* _WHAT TO DO_: No images are to be carried over; print all other material exactly as it stands.

* _DATA EXTRACT_:
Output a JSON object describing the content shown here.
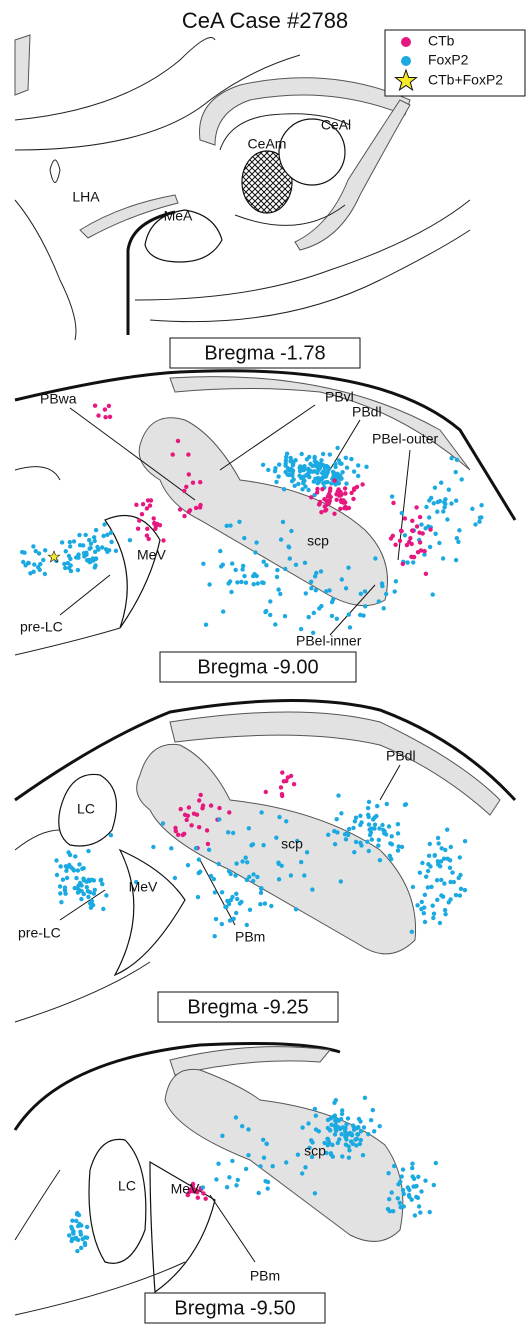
{
  "title": "CeA Case #2788",
  "legend": [
    {
      "label": "CTb",
      "color": "#e6177f"
    },
    {
      "label": "FoxP2",
      "color": "#1ba9e1"
    },
    {
      "label": "CTb+FoxP2",
      "color": "#f5e92a"
    }
  ],
  "panels": [
    {
      "bregma": "Bregma -1.78",
      "regions": [
        "CeAm",
        "CeAl",
        "LHA",
        "MeA"
      ]
    },
    {
      "bregma": "Bregma -9.00",
      "regions": [
        "PBwa",
        "PBvl",
        "PBdl",
        "PBel-outer",
        "scp",
        "MeV",
        "pre-LC",
        "PBel-inner"
      ]
    },
    {
      "bregma": "Bregma -9.25",
      "regions": [
        "PBdl",
        "LC",
        "scp",
        "MeV",
        "pre-LC",
        "PBm"
      ]
    },
    {
      "bregma": "Bregma -9.50",
      "regions": [
        "scp",
        "LC",
        "MeV",
        "PBm"
      ]
    }
  ]
}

* _CORRECT RESULT_:
Output a JSON object describing the content shown here.
{
  "title": "CeA Case #2788",
  "legend": [
    {
      "label": "CTb",
      "color": "#e6177f"
    },
    {
      "label": "FoxP2",
      "color": "#1ba9e1"
    },
    {
      "label": "CTb+FoxP2",
      "color": "#f5e92a"
    }
  ],
  "panels": [
    {
      "bregma": "Bregma -1.78",
      "regions": [
        "CeAm",
        "CeAl",
        "LHA",
        "MeA"
      ]
    },
    {
      "bregma": "Bregma -9.00",
      "regions": [
        "PBwa",
        "PBvl",
        "PBdl",
        "PBel-outer",
        "scp",
        "MeV",
        "pre-LC",
        "PBel-inner"
      ]
    },
    {
      "bregma": "Bregma -9.25",
      "regions": [
        "PBdl",
        "LC",
        "scp",
        "MeV",
        "pre-LC",
        "PBm"
      ]
    },
    {
      "bregma": "Bregma -9.50",
      "regions": [
        "scp",
        "LC",
        "MeV",
        "PBm"
      ]
    }
  ]
}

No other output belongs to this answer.